--- Start EXTRACTED MATERIAL ---
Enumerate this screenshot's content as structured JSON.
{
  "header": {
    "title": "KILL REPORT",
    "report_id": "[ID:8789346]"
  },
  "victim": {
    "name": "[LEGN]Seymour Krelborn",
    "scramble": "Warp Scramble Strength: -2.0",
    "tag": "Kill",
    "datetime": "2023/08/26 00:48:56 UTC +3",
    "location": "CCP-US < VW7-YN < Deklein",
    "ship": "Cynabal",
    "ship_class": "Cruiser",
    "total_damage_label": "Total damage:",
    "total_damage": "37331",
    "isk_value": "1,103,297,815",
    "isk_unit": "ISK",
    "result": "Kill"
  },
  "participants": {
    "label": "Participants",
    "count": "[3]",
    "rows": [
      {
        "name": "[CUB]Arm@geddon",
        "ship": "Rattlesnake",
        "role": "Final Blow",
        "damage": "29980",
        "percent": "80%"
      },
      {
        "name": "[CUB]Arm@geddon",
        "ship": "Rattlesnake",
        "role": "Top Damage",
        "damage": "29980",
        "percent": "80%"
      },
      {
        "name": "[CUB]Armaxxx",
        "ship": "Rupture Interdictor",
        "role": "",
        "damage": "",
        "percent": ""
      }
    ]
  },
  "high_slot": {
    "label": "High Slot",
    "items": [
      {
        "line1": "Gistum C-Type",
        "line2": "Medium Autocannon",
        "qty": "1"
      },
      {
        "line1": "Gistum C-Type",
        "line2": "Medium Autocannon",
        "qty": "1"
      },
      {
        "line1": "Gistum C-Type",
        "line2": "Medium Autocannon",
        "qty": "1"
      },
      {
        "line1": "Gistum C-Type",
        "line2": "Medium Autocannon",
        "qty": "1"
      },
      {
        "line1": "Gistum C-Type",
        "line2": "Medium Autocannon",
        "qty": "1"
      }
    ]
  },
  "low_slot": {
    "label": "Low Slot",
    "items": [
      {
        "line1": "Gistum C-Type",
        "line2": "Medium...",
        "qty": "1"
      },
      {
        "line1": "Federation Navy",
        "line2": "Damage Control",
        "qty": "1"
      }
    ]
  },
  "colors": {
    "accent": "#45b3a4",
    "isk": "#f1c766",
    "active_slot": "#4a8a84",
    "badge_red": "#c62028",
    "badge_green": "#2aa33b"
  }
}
--- End EXTRACTED MATERIAL ---
* **EXERCISE OBJECTIVE**
Restate the whole of the material exactly.

* **RESPONSE BELOW**
Enumerate this screenshot's content as structured JSON.
{
  "header": {
    "title": "KILL REPORT",
    "report_id": "[ID:8789346]"
  },
  "victim": {
    "name": "[LEGN]Seymour Krelborn",
    "scramble": "Warp Scramble Strength: -2.0",
    "tag": "Kill",
    "datetime": "2023/08/26 00:48:56 UTC +3",
    "location": "CCP-US < VW7-YN < Deklein",
    "ship": "Cynabal",
    "ship_class": "Cruiser",
    "total_damage_label": "Total damage:",
    "total_damage": "37331",
    "isk_value": "1,103,297,815",
    "isk_unit": "ISK",
    "result": "Kill"
  },
  "participants": {
    "label": "Participants",
    "count": "[3]",
    "rows": [
      {
        "name": "[CUB]Arm@geddon",
        "ship": "Rattlesnake",
        "role": "Final Blow",
        "damage": "29980",
        "percent": "80%"
      },
      {
        "name": "[CUB]Arm@geddon",
        "ship": "Rattlesnake",
        "role": "Top Damage",
        "damage": "29980",
        "percent": "80%"
      },
      {
        "name": "[CUB]Armaxxx",
        "ship": "Rupture Interdictor",
        "role": "",
        "damage": "",
        "percent": ""
      }
    ]
  },
  "high_slot": {
    "label": "High Slot",
    "items": [
      {
        "line1": "Gistum C-Type",
        "line2": "Medium Autocannon",
        "qty": "1"
      },
      {
        "line1": "Gistum C-Type",
        "line2": "Medium Autocannon",
        "qty": "1"
      },
      {
        "line1": "Gistum C-Type",
        "line2": "Medium Autocannon",
        "qty": "1"
      },
      {
        "line1": "Gistum C-Type",
        "line2": "Medium Autocannon",
        "qty": "1"
      },
      {
        "line1": "Gistum C-Type",
        "line2": "Medium Autocannon",
        "qty": "1"
      }
    ]
  },
  "low_slot": {
    "label": "Low Slot",
    "items": [
      {
        "line1": "Gistum C-Type",
        "line2": "Medium...",
        "qty": "1"
      },
      {
        "line1": "Federation Navy",
        "line2": "Damage Control",
        "qty": "1"
      }
    ]
  },
  "colors": {
    "accent": "#45b3a4",
    "isk": "#f1c766",
    "active_slot": "#4a8a84",
    "badge_red": "#c62028",
    "badge_green": "#2aa33b"
  }
}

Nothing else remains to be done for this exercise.